◆ **Brief**
Write out the material exactly. Do not include the pictures.

◆ **Collected data**
-*-

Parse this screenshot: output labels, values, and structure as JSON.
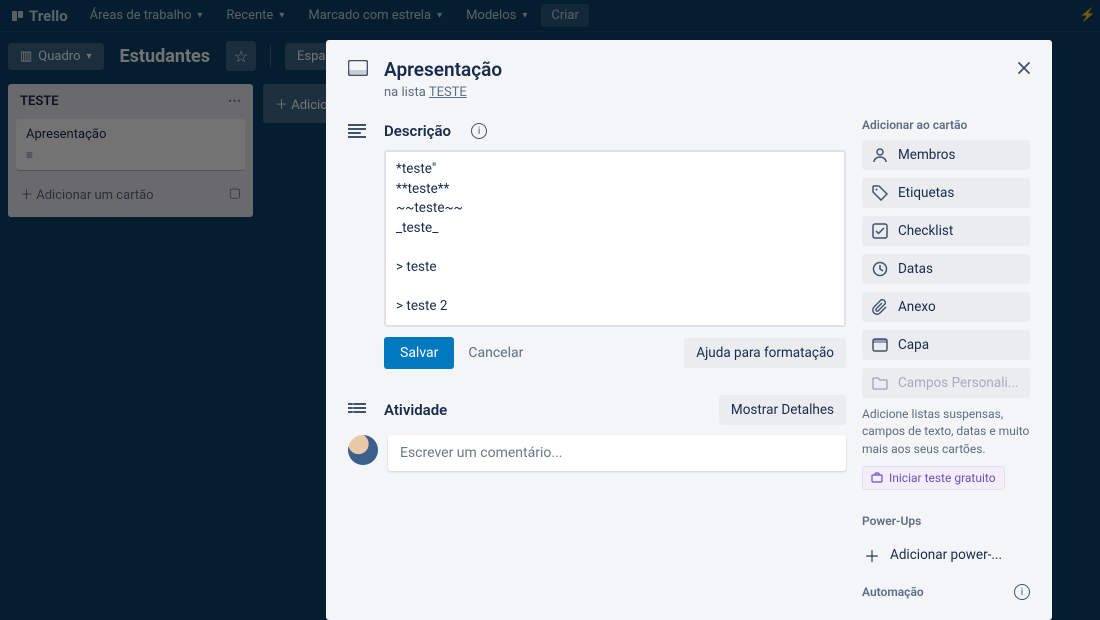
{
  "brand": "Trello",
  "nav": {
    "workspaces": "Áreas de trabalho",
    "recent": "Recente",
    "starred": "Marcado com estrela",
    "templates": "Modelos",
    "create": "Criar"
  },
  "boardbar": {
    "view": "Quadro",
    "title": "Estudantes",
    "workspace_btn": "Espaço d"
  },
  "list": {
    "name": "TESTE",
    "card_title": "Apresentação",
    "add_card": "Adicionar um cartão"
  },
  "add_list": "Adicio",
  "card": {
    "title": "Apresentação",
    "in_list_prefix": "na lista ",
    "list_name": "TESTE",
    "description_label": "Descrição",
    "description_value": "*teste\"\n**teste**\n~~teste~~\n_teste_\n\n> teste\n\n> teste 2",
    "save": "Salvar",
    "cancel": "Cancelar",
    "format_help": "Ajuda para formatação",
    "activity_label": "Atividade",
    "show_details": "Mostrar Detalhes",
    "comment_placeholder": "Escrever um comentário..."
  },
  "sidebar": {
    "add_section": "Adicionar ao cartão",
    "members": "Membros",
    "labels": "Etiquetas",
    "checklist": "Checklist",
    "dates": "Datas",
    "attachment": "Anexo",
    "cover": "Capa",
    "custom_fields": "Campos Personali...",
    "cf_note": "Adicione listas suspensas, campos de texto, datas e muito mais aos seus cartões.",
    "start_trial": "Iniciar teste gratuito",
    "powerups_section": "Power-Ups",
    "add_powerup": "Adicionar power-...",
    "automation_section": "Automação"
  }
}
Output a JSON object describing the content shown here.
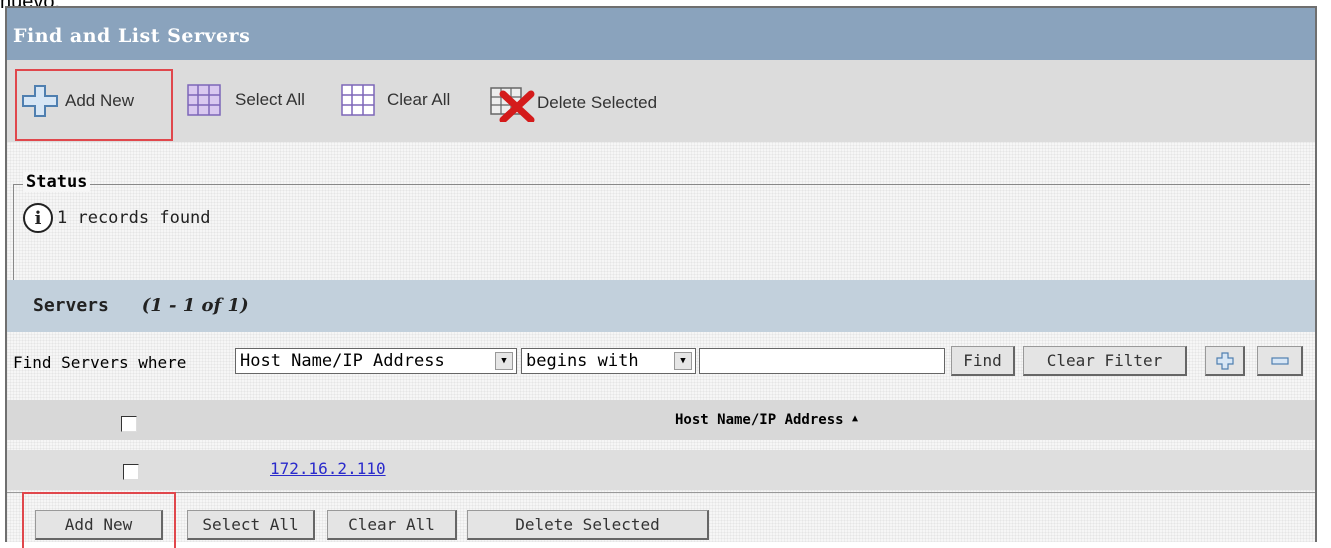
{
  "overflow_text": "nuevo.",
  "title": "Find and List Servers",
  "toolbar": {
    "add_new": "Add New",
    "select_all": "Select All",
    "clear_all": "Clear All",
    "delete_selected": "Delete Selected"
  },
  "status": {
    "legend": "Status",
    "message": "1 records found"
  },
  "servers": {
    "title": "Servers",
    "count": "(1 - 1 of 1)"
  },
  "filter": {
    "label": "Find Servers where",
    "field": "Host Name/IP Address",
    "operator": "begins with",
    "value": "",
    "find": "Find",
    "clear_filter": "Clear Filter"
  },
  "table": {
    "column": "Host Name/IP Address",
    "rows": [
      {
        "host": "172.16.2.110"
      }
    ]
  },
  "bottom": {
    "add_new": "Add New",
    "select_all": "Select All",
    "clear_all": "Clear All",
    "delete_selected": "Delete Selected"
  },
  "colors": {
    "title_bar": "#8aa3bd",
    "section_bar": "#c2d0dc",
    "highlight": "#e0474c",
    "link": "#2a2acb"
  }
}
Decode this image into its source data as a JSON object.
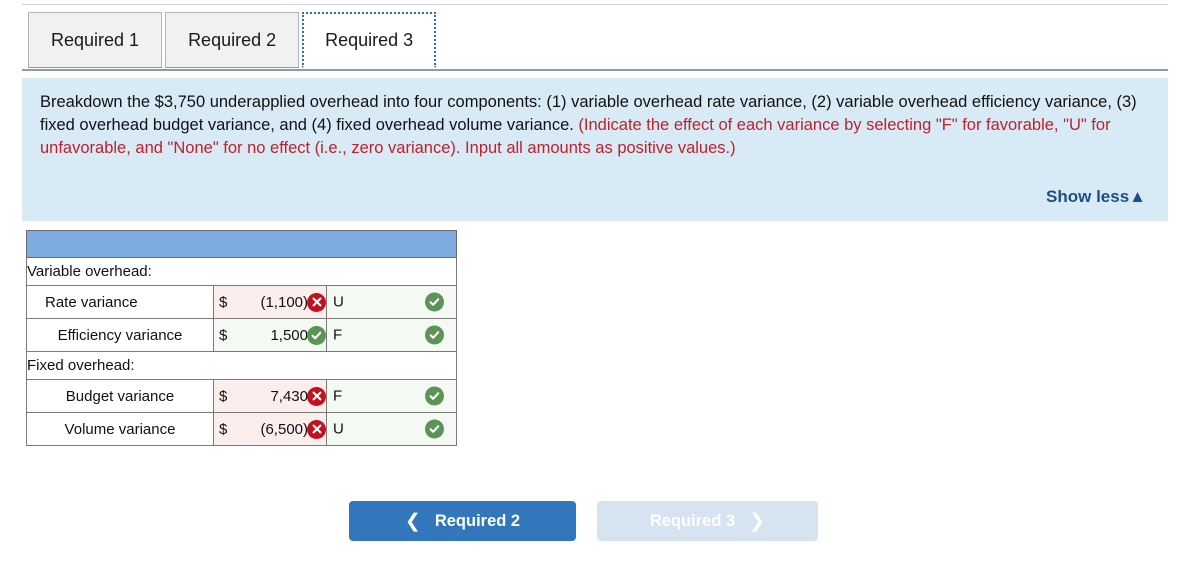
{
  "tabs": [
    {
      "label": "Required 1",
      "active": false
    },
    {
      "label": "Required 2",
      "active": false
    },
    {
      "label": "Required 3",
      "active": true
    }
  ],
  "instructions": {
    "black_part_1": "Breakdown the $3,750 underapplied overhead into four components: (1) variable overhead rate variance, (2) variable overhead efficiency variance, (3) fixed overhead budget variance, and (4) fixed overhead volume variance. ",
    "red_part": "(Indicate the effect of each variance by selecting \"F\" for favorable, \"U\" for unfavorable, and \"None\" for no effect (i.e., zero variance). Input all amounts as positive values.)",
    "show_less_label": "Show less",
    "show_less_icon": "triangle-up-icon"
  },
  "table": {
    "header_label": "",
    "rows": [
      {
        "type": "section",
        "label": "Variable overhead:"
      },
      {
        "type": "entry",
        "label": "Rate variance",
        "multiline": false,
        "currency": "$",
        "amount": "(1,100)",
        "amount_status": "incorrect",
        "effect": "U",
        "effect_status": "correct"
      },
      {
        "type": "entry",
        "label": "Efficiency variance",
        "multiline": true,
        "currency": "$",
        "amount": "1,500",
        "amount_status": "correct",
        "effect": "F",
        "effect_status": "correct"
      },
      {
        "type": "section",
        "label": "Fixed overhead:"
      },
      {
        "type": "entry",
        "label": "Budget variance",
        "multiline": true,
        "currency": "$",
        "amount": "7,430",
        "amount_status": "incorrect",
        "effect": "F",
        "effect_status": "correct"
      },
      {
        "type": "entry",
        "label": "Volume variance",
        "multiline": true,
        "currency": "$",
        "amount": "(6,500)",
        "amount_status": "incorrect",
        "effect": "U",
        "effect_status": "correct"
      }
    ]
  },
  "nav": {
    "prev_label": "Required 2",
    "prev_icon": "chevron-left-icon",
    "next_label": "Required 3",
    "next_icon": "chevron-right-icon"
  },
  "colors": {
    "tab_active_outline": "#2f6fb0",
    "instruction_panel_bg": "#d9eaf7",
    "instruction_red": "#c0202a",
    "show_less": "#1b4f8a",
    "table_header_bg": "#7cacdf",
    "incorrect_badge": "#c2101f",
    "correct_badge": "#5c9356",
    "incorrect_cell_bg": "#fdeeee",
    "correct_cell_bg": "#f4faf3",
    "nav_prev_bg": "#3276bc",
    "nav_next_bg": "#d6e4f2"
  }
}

-*-

◆ **Result for this task**
Parse this screenshot: output labels, values, and structure as JSON.
{
  "brand": "Trello",
  "nav": {
    "workspaces": "Áreas de trabalho",
    "recent": "Recente",
    "starred": "Marcado com estrela",
    "templates": "Modelos",
    "create": "Criar"
  },
  "boardbar": {
    "view": "Quadro",
    "title": "Estudantes",
    "workspace_btn": "Espaço d"
  },
  "list": {
    "name": "TESTE",
    "card_title": "Apresentação",
    "add_card": "Adicionar um cartão"
  },
  "add_list": "Adicio",
  "card": {
    "title": "Apresentação",
    "in_list_prefix": "na lista ",
    "list_name": "TESTE",
    "description_label": "Descrição",
    "description_value": "*teste\"\n**teste**\n~~teste~~\n_teste_\n\n> teste\n\n> teste 2",
    "save": "Salvar",
    "cancel": "Cancelar",
    "format_help": "Ajuda para formatação",
    "activity_label": "Atividade",
    "show_details": "Mostrar Detalhes",
    "comment_placeholder": "Escrever um comentário..."
  },
  "sidebar": {
    "add_section": "Adicionar ao cartão",
    "members": "Membros",
    "labels": "Etiquetas",
    "checklist": "Checklist",
    "dates": "Datas",
    "attachment": "Anexo",
    "cover": "Capa",
    "custom_fields": "Campos Personali...",
    "cf_note": "Adicione listas suspensas, campos de texto, datas e muito mais aos seus cartões.",
    "start_trial": "Iniciar teste gratuito",
    "powerups_section": "Power-Ups",
    "add_powerup": "Adicionar power-...",
    "automation_section": "Automação"
  }
}
Output a JSON object describing the content shown here.
{
  "overflow_text": "nuevo.",
  "title": "Find and List Servers",
  "toolbar": {
    "add_new": "Add New",
    "select_all": "Select All",
    "clear_all": "Clear All",
    "delete_selected": "Delete Selected"
  },
  "status": {
    "legend": "Status",
    "message": "1 records found"
  },
  "servers": {
    "title": "Servers",
    "count": "(1 - 1 of 1)"
  },
  "filter": {
    "label": "Find Servers where",
    "field": "Host Name/IP Address",
    "operator": "begins with",
    "value": "",
    "find": "Find",
    "clear_filter": "Clear Filter"
  },
  "table": {
    "column": "Host Name/IP Address",
    "rows": [
      {
        "host": "172.16.2.110"
      }
    ]
  },
  "bottom": {
    "add_new": "Add New",
    "select_all": "Select All",
    "clear_all": "Clear All",
    "delete_selected": "Delete Selected"
  },
  "colors": {
    "title_bar": "#8aa3bd",
    "section_bar": "#c2d0dc",
    "highlight": "#e0474c",
    "link": "#2a2acb"
  }
}
Decode this image into its source data as a JSON object.
{
  "tabs": [
    {
      "label": "Required 1",
      "active": false
    },
    {
      "label": "Required 2",
      "active": false
    },
    {
      "label": "Required 3",
      "active": true
    }
  ],
  "instructions": {
    "black_part_1": "Breakdown the $3,750 underapplied overhead into four components: (1) variable overhead rate variance, (2) variable overhead efficiency variance, (3) fixed overhead budget variance, and (4) fixed overhead volume variance. ",
    "red_part": "(Indicate the effect of each variance by selecting \"F\" for favorable, \"U\" for unfavorable, and \"None\" for no effect (i.e., zero variance). Input all amounts as positive values.)",
    "show_less_label": "Show less",
    "show_less_icon": "triangle-up-icon"
  },
  "table": {
    "header_label": "",
    "rows": [
      {
        "type": "section",
        "label": "Variable overhead:"
      },
      {
        "type": "entry",
        "label": "Rate variance",
        "multiline": false,
        "currency": "$",
        "amount": "(1,100)",
        "amount_status": "incorrect",
        "effect": "U",
        "effect_status": "correct"
      },
      {
        "type": "entry",
        "label": "Efficiency variance",
        "multiline": true,
        "currency": "$",
        "amount": "1,500",
        "amount_status": "correct",
        "effect": "F",
        "effect_status": "correct"
      },
      {
        "type": "section",
        "label": "Fixed overhead:"
      },
      {
        "type": "entry",
        "label": "Budget variance",
        "multiline": true,
        "currency": "$",
        "amount": "7,430",
        "amount_status": "incorrect",
        "effect": "F",
        "effect_status": "correct"
      },
      {
        "type": "entry",
        "label": "Volume variance",
        "multiline": true,
        "currency": "$",
        "amount": "(6,500)",
        "amount_status": "incorrect",
        "effect": "U",
        "effect_status": "correct"
      }
    ]
  },
  "nav": {
    "prev_label": "Required 2",
    "prev_icon": "chevron-left-icon",
    "next_label": "Required 3",
    "next_icon": "chevron-right-icon"
  },
  "colors": {
    "tab_active_outline": "#2f6fb0",
    "instruction_panel_bg": "#d9eaf7",
    "instruction_red": "#c0202a",
    "show_less": "#1b4f8a",
    "table_header_bg": "#7cacdf",
    "incorrect_badge": "#c2101f",
    "correct_badge": "#5c9356",
    "incorrect_cell_bg": "#fdeeee",
    "correct_cell_bg": "#f4faf3",
    "nav_prev_bg": "#3276bc",
    "nav_next_bg": "#d6e4f2"
  }
}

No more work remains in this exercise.